_EXERCISE DIRECTIONS_
Please give the listing again in its entirety, exactly as written.

_RAW RECORDS_
----------------

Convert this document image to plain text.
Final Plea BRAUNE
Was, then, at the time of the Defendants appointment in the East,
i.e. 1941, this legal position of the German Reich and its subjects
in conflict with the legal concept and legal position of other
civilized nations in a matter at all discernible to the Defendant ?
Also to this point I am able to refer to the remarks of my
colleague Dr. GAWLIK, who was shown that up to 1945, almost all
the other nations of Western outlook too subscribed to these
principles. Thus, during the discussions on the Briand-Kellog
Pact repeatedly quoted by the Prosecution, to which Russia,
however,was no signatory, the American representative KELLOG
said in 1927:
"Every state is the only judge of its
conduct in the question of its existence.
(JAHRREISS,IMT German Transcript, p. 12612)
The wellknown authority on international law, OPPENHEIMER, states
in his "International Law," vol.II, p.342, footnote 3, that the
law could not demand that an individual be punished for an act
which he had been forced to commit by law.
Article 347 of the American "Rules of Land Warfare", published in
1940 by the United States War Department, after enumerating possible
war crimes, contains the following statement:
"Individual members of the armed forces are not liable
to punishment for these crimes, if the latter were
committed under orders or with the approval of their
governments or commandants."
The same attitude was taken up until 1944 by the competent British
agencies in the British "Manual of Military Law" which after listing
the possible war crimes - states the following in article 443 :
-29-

----------------

_ANSWER BELOW_
Convert this document image to plain text.
Final Plea BRAUNE
Was, then, at the time of the Defendants appointment in the East,
i.e. 1941, this legal position of the German Reich and its subjects
in conflict with the legal concept and legal position of other
civilized nations in a matter at all discernible to the Defendant ?
Also to this point I am able to refer to the remarks of my
colleague Dr. GAWLIK, who was shown that up to 1945, almost all
the other nations of Western outlook too subscribed to these
principles. Thus, during the discussions on the Briand-Kellog
Pact repeatedly quoted by the Prosecution, to which Russia,
however,was no signatory, the American representative KELLOG
said in 1927:
"Every state is the only judge of its
conduct in the question of its existence.
(JAHRREISS,IMT German Transcript, p. 12612)
The wellknown authority on international law, OPPENHEIMER, states
in his "International Law," vol.II, p.342, footnote 3, that the
law could not demand that an individual be punished for an act
which he had been forced to commit by law.
Article 347 of the American "Rules of Land Warfare", published in
1940 by the United States War Department, after enumerating possible
war crimes, contains the following statement:
"Individual members of the armed forces are not liable
to punishment for these crimes, if the latter were
committed under orders or with the approval of their
governments or commandants."
The same attitude was taken up until 1944 by the competent British
agencies in the British "Manual of Military Law" which after listing
the possible war crimes - states the following in article 443 :
-29-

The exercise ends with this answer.